» **Brief**
Reproduce the material exactly, omitting nothing.

[Start Dataset entries]

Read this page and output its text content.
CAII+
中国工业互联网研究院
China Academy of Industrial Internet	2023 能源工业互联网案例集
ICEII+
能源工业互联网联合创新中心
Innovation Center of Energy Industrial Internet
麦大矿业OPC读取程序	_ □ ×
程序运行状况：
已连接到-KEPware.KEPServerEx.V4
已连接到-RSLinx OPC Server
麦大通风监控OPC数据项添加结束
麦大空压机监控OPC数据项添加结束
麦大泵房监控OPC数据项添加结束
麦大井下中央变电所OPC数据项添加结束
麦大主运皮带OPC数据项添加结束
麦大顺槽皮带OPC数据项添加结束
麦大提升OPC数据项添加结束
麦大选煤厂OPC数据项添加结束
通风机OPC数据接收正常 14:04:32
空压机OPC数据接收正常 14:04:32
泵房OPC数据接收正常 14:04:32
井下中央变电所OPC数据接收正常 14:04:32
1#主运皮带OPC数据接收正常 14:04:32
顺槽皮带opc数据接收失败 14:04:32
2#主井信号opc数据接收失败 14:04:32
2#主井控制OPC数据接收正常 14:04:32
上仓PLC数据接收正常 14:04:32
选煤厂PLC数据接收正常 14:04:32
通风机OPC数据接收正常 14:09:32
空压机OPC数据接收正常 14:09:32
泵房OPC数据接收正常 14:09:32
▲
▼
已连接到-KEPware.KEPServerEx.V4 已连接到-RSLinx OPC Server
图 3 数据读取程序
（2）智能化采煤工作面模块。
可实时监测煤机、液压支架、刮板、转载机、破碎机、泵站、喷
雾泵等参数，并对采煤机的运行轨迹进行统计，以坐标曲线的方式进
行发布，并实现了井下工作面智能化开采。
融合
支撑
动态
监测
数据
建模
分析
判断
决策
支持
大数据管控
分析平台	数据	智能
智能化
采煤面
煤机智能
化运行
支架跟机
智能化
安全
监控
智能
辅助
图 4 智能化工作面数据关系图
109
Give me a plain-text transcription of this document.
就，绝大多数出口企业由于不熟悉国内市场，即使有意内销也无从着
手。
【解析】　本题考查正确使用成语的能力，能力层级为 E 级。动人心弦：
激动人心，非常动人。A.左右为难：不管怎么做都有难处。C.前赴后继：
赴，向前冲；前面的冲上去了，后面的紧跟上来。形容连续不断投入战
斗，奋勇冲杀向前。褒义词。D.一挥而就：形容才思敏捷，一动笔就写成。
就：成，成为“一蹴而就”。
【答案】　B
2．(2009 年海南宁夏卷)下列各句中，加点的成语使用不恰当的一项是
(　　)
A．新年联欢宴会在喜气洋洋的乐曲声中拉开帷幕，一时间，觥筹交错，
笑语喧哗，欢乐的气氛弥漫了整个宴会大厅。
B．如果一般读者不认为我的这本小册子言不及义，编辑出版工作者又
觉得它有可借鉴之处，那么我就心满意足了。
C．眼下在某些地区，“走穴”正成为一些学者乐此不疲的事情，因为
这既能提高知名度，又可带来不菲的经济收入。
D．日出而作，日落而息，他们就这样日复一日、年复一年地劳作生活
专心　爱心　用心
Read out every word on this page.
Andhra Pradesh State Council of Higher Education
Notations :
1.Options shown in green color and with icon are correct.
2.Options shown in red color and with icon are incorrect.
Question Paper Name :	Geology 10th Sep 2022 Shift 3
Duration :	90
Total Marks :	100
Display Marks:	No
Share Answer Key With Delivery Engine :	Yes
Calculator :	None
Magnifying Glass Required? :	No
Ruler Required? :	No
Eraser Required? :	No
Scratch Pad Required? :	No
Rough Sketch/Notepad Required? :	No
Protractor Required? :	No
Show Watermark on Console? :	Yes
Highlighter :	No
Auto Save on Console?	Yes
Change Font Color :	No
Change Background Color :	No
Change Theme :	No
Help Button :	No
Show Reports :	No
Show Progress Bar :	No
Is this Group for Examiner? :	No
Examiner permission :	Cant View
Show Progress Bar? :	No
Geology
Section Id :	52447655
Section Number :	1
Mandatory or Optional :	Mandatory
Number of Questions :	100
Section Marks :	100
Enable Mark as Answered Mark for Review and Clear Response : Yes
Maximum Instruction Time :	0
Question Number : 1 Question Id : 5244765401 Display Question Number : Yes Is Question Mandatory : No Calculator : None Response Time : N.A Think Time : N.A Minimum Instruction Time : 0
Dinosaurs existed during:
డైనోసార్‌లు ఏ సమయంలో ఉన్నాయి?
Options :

[End Dataset entries]

» **Right answer**
Read this page and output its text content.
CAII+
中国工业互联网研究院
China Academy of Industrial Internet	2023 能源工业互联网案例集
ICEII+
能源工业互联网联合创新中心
Innovation Center of Energy Industrial Internet
麦大矿业OPC读取程序	_ □ ×
程序运行状况：
已连接到-KEPware.KEPServerEx.V4
已连接到-RSLinx OPC Server
麦大通风监控OPC数据项添加结束
麦大空压机监控OPC数据项添加结束
麦大泵房监控OPC数据项添加结束
麦大井下中央变电所OPC数据项添加结束
麦大主运皮带OPC数据项添加结束
麦大顺槽皮带OPC数据项添加结束
麦大提升OPC数据项添加结束
麦大选煤厂OPC数据项添加结束
通风机OPC数据接收正常 14:04:32
空压机OPC数据接收正常 14:04:32
泵房OPC数据接收正常 14:04:32
井下中央变电所OPC数据接收正常 14:04:32
1#主运皮带OPC数据接收正常 14:04:32
顺槽皮带opc数据接收失败 14:04:32
2#主井信号opc数据接收失败 14:04:32
2#主井控制OPC数据接收正常 14:04:32
上仓PLC数据接收正常 14:04:32
选煤厂PLC数据接收正常 14:04:32
通风机OPC数据接收正常 14:09:32
空压机OPC数据接收正常 14:09:32
泵房OPC数据接收正常 14:09:32
▲
▼
已连接到-KEPware.KEPServerEx.V4 已连接到-RSLinx OPC Server
图 3 数据读取程序
（2）智能化采煤工作面模块。
可实时监测煤机、液压支架、刮板、转载机、破碎机、泵站、喷
雾泵等参数，并对采煤机的运行轨迹进行统计，以坐标曲线的方式进
行发布，并实现了井下工作面智能化开采。
融合
支撑
动态
监测
数据
建模
分析
判断
决策
支持
大数据管控
分析平台	数据	智能
智能化
采煤面
煤机智能
化运行
支架跟机
智能化
安全
监控
智能
辅助
图 4 智能化工作面数据关系图
109
Give me a plain-text transcription of this document.
就，绝大多数出口企业由于不熟悉国内市场，即使有意内销也无从着
手。
【解析】　本题考查正确使用成语的能力，能力层级为 E 级。动人心弦：
激动人心，非常动人。A.左右为难：不管怎么做都有难处。C.前赴后继：
赴，向前冲；前面的冲上去了，后面的紧跟上来。形容连续不断投入战
斗，奋勇冲杀向前。褒义词。D.一挥而就：形容才思敏捷，一动笔就写成。
就：成，成为“一蹴而就”。
【答案】　B
2．(2009 年海南宁夏卷)下列各句中，加点的成语使用不恰当的一项是
(　　)
A．新年联欢宴会在喜气洋洋的乐曲声中拉开帷幕，一时间，觥筹交错，
笑语喧哗，欢乐的气氛弥漫了整个宴会大厅。
B．如果一般读者不认为我的这本小册子言不及义，编辑出版工作者又
觉得它有可借鉴之处，那么我就心满意足了。
C．眼下在某些地区，“走穴”正成为一些学者乐此不疲的事情，因为
这既能提高知名度，又可带来不菲的经济收入。
D．日出而作，日落而息，他们就这样日复一日、年复一年地劳作生活
专心　爱心　用心
Read out every word on this page.
Andhra Pradesh State Council of Higher Education
Notations :
1.Options shown in green color and with icon are correct.
2.Options shown in red color and with icon are incorrect.
Question Paper Name :	Geology 10th Sep 2022 Shift 3
Duration :	90
Total Marks :	100
Display Marks:	No
Share Answer Key With Delivery Engine :	Yes
Calculator :	None
Magnifying Glass Required? :	No
Ruler Required? :	No
Eraser Required? :	No
Scratch Pad Required? :	No
Rough Sketch/Notepad Required? :	No
Protractor Required? :	No
Show Watermark on Console? :	Yes
Highlighter :	No
Auto Save on Console?	Yes
Change Font Color :	No
Change Background Color :	No
Change Theme :	No
Help Button :	No
Show Reports :	No
Show Progress Bar :	No
Is this Group for Examiner? :	No
Examiner permission :	Cant View
Show Progress Bar? :	No
Geology
Section Id :	52447655
Section Number :	1
Mandatory or Optional :	Mandatory
Number of Questions :	100
Section Marks :	100
Enable Mark as Answered Mark for Review and Clear Response : Yes
Maximum Instruction Time :	0
Question Number : 1 Question Id : 5244765401 Display Question Number : Yes Is Question Mandatory : No Calculator : None Response Time : N.A Think Time : N.A Minimum Instruction Time : 0
Dinosaurs existed during:
డైనోసార్‌లు ఏ సమయంలో ఉన్నాయి?
Options :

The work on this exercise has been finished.